:: Record extracts ::
-.-.-
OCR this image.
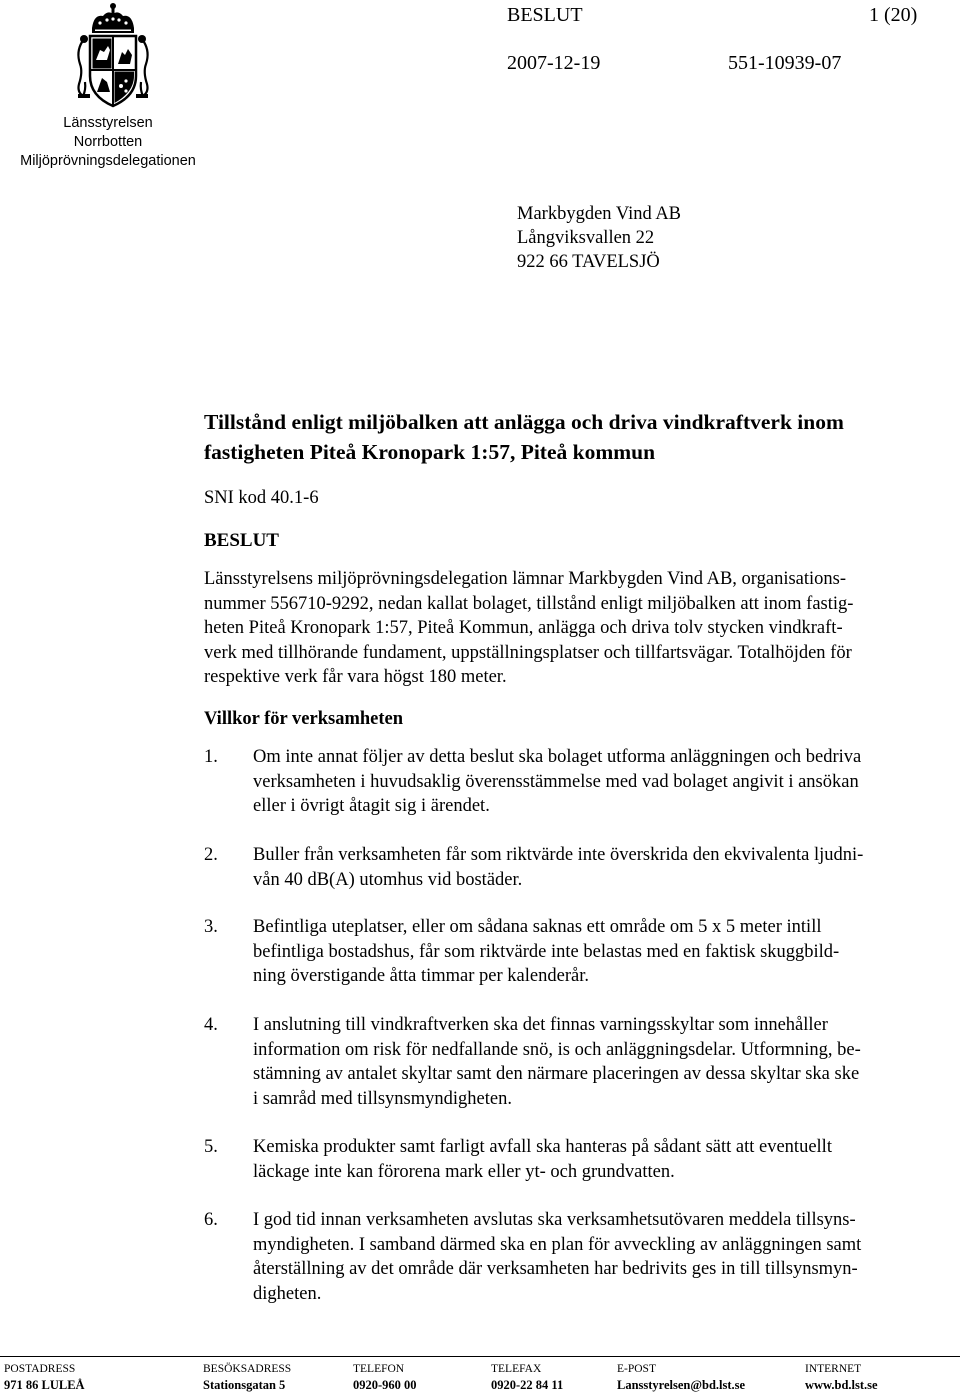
Länsstyrelsen
Norrbotten
Miljöprövningsdelegationen
BESLUT	1 (20)
2007-12-19	551-10939-07
Markbygden Vind AB
Långviksvallen 22
922 66 TAVELSJÖ
Tillstånd enligt miljöbalken att anlägga och driva vindkraftverk inom
fastigheten Piteå Kronopark 1:57, Piteå kommun
SNI kod 40.1-6
BESLUT
Länsstyrelsens miljöprövningsdelegation lämnar Markbygden Vind AB, organisations-
nummer 556710-9292, nedan kallat bolaget, tillstånd enligt miljöbalken att inom fastig-
heten Piteå Kronopark 1:57, Piteå Kommun, anlägga och driva tolv stycken vindkraft-
verk med tillhörande fundament, uppställningsplatser och tillfartsvägar. Totalhöjden för
respektive verk får vara högst 180 meter.
Villkor för verksamheten
1. Om inte annat följer av detta beslut ska bolaget utforma anläggningen och bedriva
verksamheten i huvudsaklig överensstämmelse med vad bolaget angivit i ansökan
eller i övrigt åtagit sig i ärendet.
2. Buller från verksamheten får som riktvärde inte överskrida den ekvivalenta ljudni-
vån 40 dB(A) utomhus vid bostäder.
3. Befintliga uteplatser, eller om sådana saknas ett område om 5 x 5 meter intill
befintliga bostadshus, får som riktvärde inte belastas med en faktisk skuggbild-
ning överstigande åtta timmar per kalenderår.
4. I anslutning till vindkraftverken ska det finnas varningsskyltar som innehåller
information om risk för nedfallande snö, is och anläggningsdelar. Utformning, be-
stämning av antalet skyltar samt den närmare placeringen av dessa skyltar ska ske
i samråd med tillsynsmyndigheten.
5. Kemiska produkter samt farligt avfall ska hanteras på sådant sätt att eventuellt
läckage inte kan förorena mark eller yt- och grundvatten.
6. I god tid innan verksamheten avslutas ska verksamhetsutövaren meddela tillsyns-
myndigheten. I samband därmed ska en plan för avveckling av anläggningen samt
återställning av det område där verksamheten har bedrivits ges in till tillsynsmyn-
digheten.
POSTADRESS
971 86 LULEÅ
BESÖKSADRESS
Stationsgatan 5
TELEFON
0920-960 00
TELEFAX
0920-22 84 11
E-POST
Lansstyrelsen@bd.lst.se
INTERNET
www.bd.lst.se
-.-.-
:: Request ::
Every line of the listing that holds "eller" should be found and copied.

:: Full solution ::
eller i övrigt åtagit sig i ärendet.
3. Befintliga uteplatser, eller om sådana saknas ett område om 5 x 5 meter intill
läckage inte kan förorena mark eller yt- och grundvatten.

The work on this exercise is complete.